• **WHAT IS REQUIRED**: Report only the number of lines holding "JSON".

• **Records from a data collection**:
»»

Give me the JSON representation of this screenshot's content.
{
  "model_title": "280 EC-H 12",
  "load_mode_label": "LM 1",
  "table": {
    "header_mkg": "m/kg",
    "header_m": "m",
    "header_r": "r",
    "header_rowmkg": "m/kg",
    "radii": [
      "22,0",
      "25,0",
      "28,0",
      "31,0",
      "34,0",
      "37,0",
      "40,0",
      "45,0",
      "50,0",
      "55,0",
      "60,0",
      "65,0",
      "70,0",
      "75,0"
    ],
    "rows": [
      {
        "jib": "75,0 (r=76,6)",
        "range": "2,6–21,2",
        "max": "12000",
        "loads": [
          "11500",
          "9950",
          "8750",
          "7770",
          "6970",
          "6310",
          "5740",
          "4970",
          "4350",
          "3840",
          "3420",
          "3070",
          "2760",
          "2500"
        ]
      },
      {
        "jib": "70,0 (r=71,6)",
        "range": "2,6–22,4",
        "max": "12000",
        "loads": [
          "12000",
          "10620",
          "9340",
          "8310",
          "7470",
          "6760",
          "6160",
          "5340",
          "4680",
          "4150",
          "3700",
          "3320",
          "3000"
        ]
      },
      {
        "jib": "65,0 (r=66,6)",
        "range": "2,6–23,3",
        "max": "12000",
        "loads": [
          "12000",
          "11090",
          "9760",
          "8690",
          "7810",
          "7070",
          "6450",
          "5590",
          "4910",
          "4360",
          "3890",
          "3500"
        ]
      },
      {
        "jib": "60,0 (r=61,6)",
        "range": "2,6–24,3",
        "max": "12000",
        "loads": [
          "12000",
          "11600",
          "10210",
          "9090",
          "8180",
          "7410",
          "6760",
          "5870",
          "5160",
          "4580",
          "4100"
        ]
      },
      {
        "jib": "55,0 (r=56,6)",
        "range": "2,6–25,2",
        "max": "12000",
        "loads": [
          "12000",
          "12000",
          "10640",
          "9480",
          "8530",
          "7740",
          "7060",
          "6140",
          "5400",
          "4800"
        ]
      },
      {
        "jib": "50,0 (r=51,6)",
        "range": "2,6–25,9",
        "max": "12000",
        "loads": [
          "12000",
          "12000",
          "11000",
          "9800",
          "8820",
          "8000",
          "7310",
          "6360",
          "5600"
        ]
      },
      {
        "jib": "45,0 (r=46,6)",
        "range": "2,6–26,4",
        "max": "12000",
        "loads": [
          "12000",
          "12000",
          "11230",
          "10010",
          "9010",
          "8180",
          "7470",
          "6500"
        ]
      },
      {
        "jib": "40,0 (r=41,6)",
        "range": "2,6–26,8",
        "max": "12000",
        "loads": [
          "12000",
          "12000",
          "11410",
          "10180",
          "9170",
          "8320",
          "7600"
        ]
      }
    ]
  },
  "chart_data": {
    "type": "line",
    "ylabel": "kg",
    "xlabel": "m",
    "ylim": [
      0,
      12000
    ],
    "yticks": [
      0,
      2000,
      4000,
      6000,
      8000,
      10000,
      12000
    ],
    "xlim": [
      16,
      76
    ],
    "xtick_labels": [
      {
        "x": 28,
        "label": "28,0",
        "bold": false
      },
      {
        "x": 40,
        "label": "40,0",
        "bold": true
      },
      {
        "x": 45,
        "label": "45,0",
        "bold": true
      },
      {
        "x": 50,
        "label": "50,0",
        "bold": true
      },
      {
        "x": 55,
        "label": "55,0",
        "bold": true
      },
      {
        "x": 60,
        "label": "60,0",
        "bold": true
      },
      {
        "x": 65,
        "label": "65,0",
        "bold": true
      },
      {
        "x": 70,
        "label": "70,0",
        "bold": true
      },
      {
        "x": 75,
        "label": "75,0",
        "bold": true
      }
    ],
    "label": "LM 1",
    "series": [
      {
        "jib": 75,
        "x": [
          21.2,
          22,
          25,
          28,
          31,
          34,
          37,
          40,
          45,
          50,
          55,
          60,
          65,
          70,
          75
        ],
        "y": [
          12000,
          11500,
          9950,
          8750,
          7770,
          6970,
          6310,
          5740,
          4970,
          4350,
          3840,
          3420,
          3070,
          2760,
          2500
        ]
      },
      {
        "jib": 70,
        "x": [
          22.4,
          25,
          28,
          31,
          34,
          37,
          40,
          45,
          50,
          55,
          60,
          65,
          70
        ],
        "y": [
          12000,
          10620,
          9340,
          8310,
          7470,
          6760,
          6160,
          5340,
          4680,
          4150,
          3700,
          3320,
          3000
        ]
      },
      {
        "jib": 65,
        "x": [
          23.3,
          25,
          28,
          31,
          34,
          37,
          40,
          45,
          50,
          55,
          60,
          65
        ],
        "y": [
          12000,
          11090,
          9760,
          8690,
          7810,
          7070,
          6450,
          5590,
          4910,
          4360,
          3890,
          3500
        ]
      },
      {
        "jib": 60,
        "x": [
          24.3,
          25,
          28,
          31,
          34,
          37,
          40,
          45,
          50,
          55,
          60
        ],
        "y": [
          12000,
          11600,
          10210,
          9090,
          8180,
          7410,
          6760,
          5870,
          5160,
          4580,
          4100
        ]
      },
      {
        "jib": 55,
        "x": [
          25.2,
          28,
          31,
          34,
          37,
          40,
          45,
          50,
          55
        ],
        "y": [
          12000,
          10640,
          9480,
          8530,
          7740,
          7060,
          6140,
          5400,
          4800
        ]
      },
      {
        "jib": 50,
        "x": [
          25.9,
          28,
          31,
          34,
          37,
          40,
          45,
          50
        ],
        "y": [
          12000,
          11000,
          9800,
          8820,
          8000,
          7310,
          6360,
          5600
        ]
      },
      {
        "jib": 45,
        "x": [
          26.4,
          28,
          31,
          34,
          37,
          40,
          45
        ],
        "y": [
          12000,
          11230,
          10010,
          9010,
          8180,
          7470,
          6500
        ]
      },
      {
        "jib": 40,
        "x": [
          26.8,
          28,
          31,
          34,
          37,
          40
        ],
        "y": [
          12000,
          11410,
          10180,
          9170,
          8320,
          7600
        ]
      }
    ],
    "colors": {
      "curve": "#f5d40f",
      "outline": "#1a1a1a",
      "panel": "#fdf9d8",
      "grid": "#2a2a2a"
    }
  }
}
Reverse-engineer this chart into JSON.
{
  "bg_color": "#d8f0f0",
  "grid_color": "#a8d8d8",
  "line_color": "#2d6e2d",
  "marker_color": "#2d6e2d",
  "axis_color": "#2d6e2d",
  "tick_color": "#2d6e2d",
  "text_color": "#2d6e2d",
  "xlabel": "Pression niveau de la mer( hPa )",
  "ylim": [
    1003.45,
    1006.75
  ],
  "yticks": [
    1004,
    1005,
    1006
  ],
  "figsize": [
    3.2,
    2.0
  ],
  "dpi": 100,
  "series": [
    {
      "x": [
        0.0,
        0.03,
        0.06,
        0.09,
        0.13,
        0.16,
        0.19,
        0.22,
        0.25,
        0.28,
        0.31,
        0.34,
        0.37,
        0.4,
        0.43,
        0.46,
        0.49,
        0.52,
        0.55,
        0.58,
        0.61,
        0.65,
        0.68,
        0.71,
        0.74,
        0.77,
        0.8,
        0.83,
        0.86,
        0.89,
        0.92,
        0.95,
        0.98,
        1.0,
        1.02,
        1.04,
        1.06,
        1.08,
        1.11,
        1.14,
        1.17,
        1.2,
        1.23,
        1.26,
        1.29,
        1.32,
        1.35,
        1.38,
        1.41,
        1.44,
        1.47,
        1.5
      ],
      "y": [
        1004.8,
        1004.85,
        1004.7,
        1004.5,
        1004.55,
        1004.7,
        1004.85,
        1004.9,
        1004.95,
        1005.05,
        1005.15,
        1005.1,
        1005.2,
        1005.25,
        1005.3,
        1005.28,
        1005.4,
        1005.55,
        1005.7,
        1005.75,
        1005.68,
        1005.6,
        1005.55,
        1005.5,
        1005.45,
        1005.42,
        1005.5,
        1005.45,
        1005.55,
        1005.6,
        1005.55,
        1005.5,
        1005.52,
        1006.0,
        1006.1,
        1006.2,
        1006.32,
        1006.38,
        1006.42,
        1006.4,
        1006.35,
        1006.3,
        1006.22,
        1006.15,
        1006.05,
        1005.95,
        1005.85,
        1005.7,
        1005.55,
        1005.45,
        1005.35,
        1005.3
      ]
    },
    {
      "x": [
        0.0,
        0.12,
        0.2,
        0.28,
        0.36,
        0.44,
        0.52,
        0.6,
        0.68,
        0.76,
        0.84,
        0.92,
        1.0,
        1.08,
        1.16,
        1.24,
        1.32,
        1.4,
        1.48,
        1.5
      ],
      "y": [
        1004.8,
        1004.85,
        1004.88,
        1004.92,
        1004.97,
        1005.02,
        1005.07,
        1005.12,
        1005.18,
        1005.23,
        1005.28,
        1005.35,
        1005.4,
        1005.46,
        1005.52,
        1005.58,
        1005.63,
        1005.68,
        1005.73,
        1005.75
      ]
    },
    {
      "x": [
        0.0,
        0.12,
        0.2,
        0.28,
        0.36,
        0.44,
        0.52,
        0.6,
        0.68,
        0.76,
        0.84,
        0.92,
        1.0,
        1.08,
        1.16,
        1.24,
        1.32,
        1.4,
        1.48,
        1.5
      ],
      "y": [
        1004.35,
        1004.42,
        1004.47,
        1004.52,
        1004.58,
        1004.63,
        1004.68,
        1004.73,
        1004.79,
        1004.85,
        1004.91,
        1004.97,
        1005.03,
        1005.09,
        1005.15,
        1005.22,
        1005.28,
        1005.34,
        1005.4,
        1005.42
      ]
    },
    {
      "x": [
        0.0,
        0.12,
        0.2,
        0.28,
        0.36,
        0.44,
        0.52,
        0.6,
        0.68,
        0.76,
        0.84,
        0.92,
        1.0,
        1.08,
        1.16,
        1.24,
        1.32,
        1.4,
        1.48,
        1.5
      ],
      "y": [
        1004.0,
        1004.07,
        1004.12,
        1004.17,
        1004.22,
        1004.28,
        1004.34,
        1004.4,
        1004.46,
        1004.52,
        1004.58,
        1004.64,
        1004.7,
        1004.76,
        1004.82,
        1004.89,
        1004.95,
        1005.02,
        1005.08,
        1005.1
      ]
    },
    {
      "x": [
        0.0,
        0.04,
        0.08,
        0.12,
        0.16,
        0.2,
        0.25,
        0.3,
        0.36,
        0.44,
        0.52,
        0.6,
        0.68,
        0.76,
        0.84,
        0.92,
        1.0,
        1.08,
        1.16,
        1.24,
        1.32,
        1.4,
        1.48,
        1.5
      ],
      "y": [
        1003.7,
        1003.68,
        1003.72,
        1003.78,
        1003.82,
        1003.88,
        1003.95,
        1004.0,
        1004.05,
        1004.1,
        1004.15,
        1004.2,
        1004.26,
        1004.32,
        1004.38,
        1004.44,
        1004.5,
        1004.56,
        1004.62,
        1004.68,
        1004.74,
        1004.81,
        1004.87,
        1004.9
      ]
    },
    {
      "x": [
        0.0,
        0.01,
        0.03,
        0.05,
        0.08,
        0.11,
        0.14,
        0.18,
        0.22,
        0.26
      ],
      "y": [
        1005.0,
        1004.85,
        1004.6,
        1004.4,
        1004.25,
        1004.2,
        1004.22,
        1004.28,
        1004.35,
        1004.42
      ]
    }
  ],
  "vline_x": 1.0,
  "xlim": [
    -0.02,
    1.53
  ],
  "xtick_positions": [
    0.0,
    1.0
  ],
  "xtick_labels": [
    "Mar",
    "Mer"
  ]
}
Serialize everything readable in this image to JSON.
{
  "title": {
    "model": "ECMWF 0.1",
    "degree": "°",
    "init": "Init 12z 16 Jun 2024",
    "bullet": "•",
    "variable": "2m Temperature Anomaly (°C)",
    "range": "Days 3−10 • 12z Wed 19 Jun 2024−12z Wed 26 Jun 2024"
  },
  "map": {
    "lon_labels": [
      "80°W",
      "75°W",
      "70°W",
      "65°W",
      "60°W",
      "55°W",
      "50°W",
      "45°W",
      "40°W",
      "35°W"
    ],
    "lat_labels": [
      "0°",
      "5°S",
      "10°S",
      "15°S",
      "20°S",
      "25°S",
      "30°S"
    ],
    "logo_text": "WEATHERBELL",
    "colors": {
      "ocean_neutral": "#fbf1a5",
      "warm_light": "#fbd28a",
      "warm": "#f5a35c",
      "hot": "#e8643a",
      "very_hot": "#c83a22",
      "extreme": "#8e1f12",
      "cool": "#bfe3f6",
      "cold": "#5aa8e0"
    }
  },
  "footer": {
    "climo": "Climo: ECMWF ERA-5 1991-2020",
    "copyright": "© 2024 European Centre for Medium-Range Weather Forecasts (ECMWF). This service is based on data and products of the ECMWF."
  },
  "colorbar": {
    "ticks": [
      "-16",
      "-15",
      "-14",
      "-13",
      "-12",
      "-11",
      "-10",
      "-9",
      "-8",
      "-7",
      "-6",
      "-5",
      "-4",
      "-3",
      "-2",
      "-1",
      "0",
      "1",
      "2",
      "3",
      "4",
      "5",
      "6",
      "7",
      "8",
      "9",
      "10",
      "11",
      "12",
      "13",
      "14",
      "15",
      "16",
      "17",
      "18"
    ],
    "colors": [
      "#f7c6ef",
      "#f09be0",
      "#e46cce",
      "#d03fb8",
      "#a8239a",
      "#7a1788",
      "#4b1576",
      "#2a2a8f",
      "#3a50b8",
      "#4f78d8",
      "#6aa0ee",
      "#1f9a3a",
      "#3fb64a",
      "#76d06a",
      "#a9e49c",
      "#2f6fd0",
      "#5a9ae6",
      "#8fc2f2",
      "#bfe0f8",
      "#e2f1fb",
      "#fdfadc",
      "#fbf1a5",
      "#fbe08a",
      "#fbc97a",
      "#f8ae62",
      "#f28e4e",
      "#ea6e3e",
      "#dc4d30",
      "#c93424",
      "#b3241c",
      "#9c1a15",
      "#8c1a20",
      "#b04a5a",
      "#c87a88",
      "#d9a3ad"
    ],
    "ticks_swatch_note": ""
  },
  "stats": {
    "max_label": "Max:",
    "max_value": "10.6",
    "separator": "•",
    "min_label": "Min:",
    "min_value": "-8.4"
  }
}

««

• **RESPONSE**: 3